[Dataset entries]
====================
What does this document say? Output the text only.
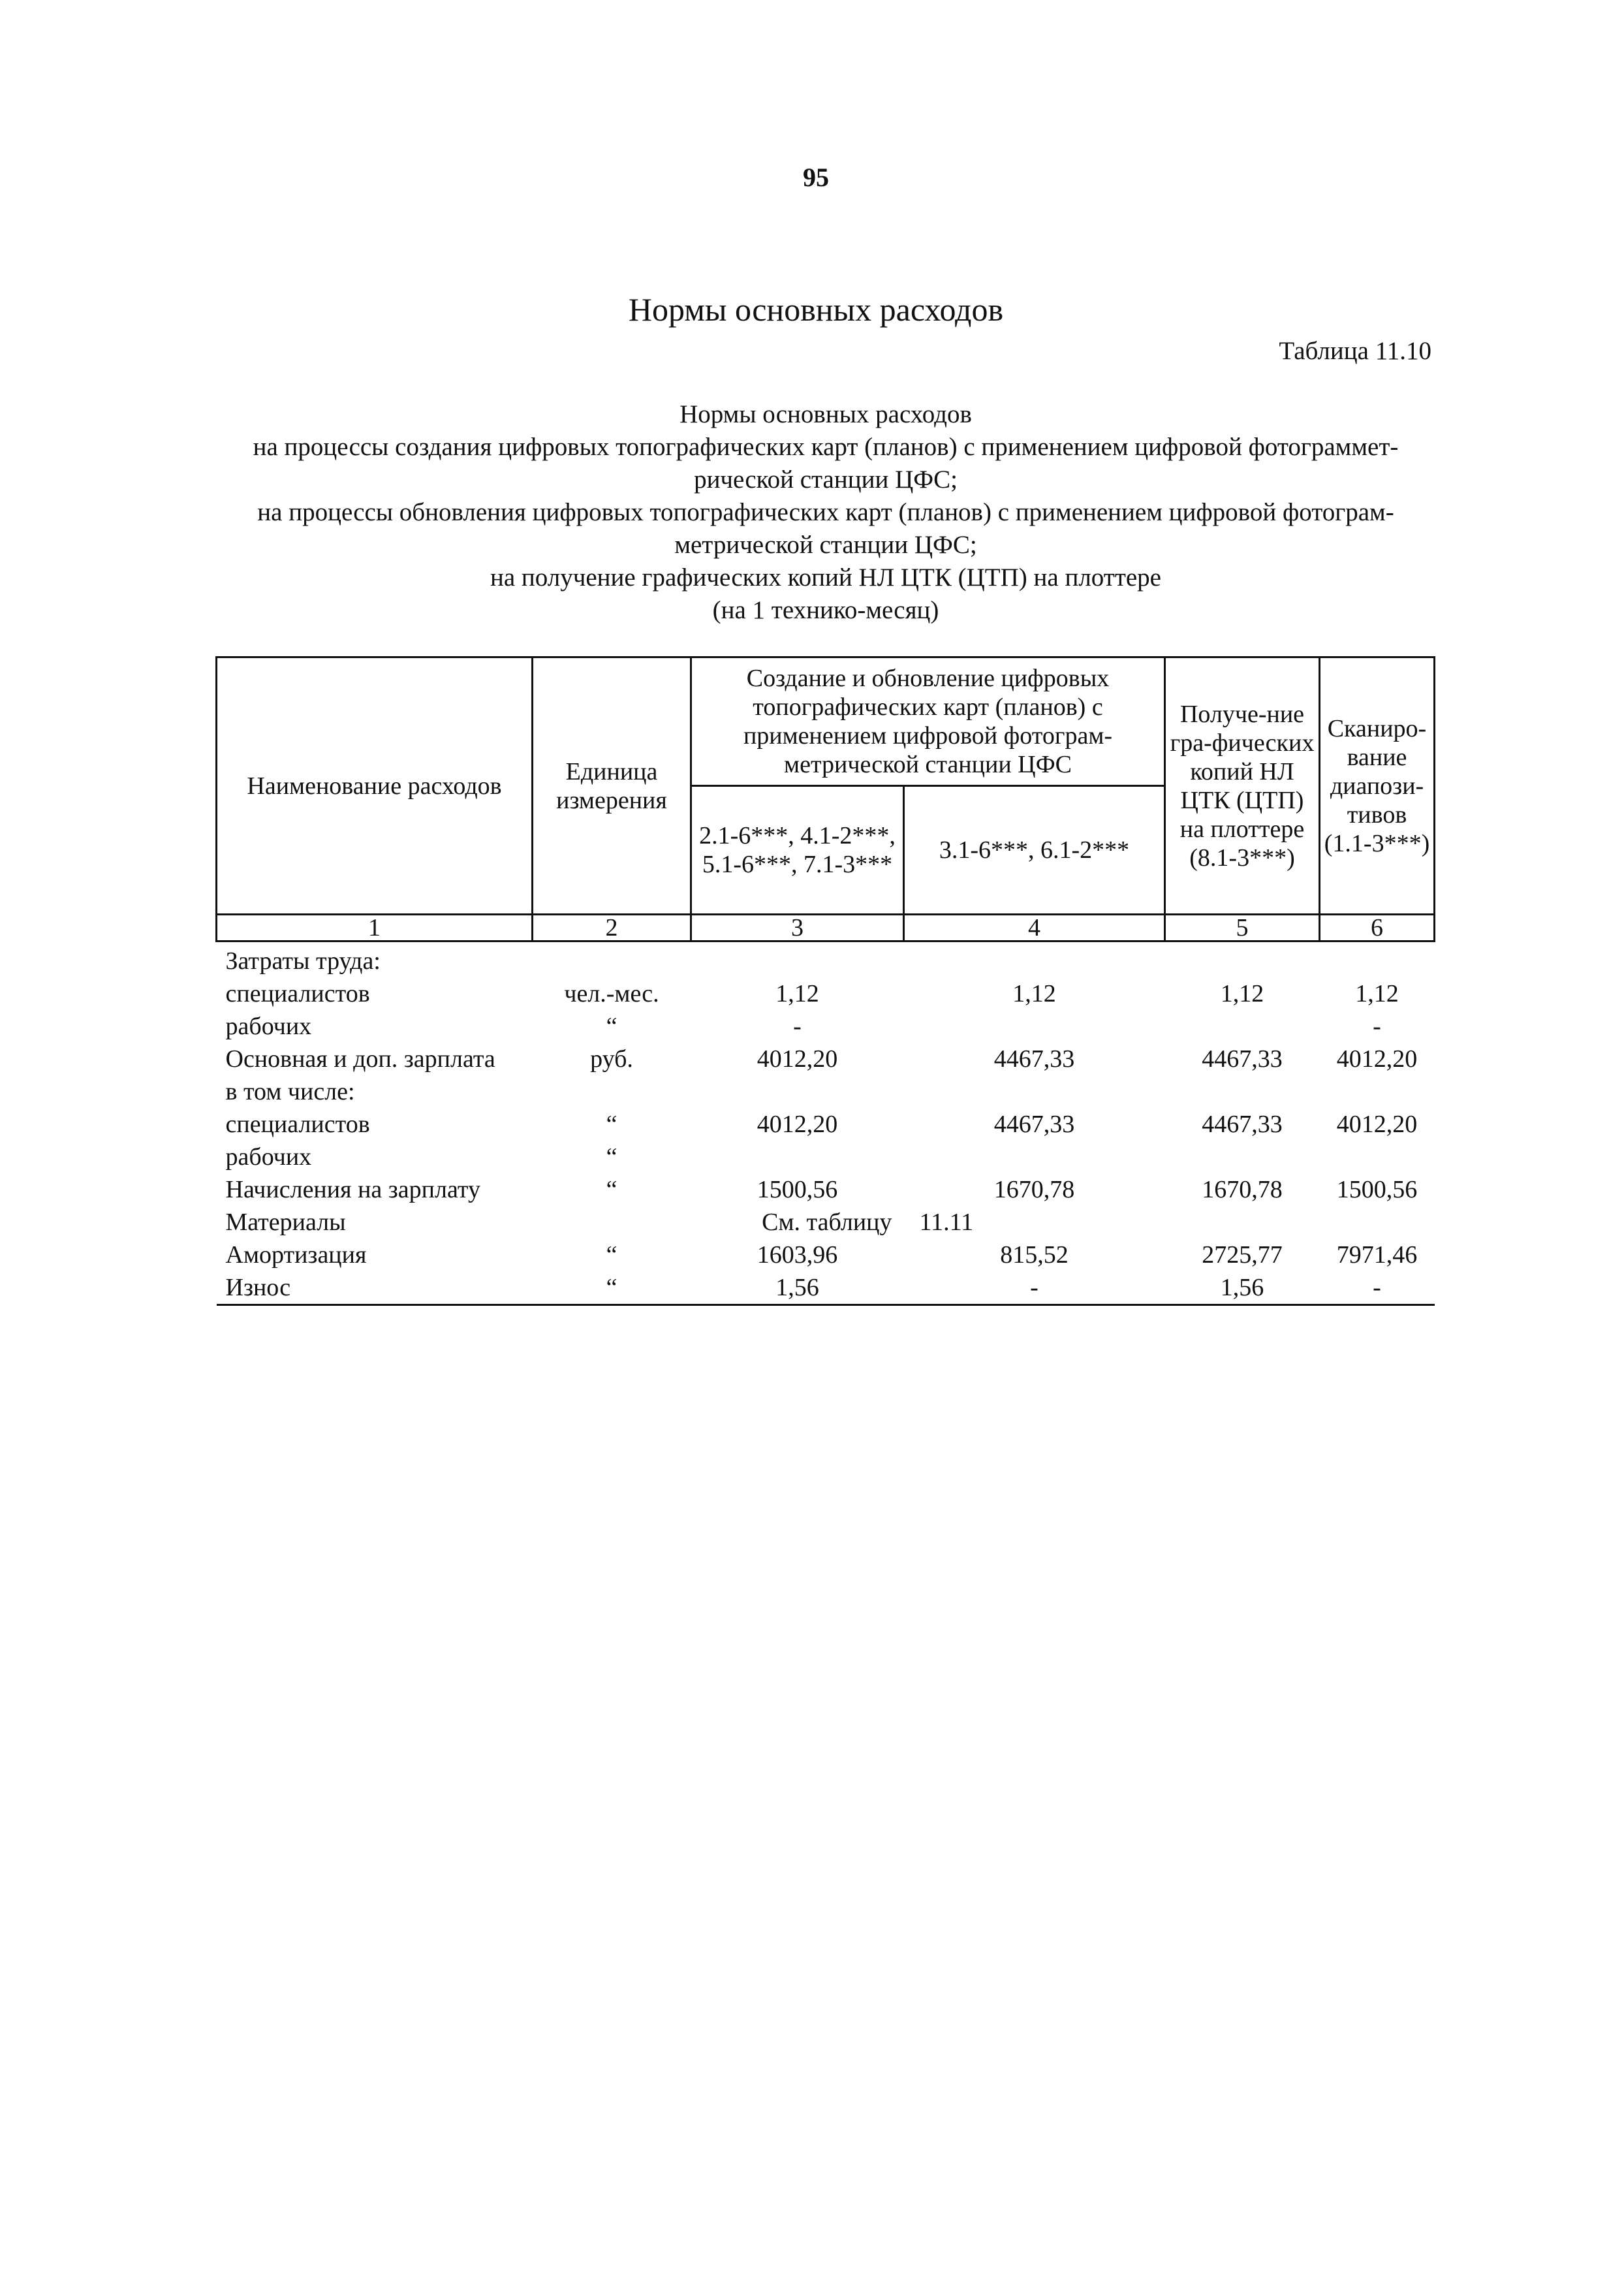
95
Нормы основных расходов
Таблица 11.10
Нормы основных расходов
на процессы создания цифровых топографических карт (планов) с применением цифровой фотограммет-
рической станции ЦФС;
на процессы обновления цифровых топографических карт (планов) с применением цифровой фотограм-
метрической станции ЦФС;
на получение графических копий НЛ ЦТК (ЦТП) на плоттере
(на 1 технико-месяц)
Наименование расходов	Единица измерения	Создание и обновление цифровых топографических карт (планов) с применением цифровой фотограм-метрической станции ЦФС		Получе-ние гра-фических копий НЛ ЦТК (ЦТП) на плоттере (8.1-3***)	Сканиро-вание диапози-тивов (1.1-3***)
		2.1-6***, 4.1-2***, 5.1-6***, 7.1-3***	3.1-6***, 6.1-2***		
1	2	3	4	5	6
Затраты труда:					
специалистов	чел.-мес.	1,12	1,12	1,12	1,12
рабочих	“	-			-
Основная и доп. зарплата	руб.	4012,20	4467,33	4467,33	4012,20
в том числе:					
специалистов	“	4012,20	4467,33	4467,33	4012,20
рабочих	“				
Начисления на зарплату	“	1500,56	1670,78	1670,78	1500,56
Материалы		См. таблицу	11.11		
Амортизация	“	1603,96	815,52	2725,77	7971,46
Износ	“	1,56	-	1,56	-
====================
** What to do **
Transcribe every entry word for word, but skip the pictures.

** Answer **
What does this document say? Output the text only.
95
Нормы основных расходов
Таблица 11.10
Нормы основных расходов
на процессы создания цифровых топографических карт (планов) с применением цифровой фотограммет-
рической станции ЦФС;
на процессы обновления цифровых топографических карт (планов) с применением цифровой фотограм-
метрической станции ЦФС;
на получение графических копий НЛ ЦТК (ЦТП) на плоттере
(на 1 технико-месяц)
Наименование расходов	Единица измерения	Создание и обновление цифровых топографических карт (планов) с применением цифровой фотограм-метрической станции ЦФС		Получе-ние гра-фических копий НЛ ЦТК (ЦТП) на плоттере (8.1-3***)	Сканиро-вание диапози-тивов (1.1-3***)
		2.1-6***, 4.1-2***, 5.1-6***, 7.1-3***	3.1-6***, 6.1-2***		
1	2	3	4	5	6
Затраты труда:					
специалистов	чел.-мес.	1,12	1,12	1,12	1,12
рабочих	“	-			-
Основная и доп. зарплата	руб.	4012,20	4467,33	4467,33	4012,20
в том числе:					
специалистов	“	4012,20	4467,33	4467,33	4012,20
рабочих	“				
Начисления на зарплату	“	1500,56	1670,78	1670,78	1500,56
Материалы		См. таблицу	11.11		
Амортизация	“	1603,96	815,52	2725,77	7971,46
Износ	“	1,56	-	1,56	-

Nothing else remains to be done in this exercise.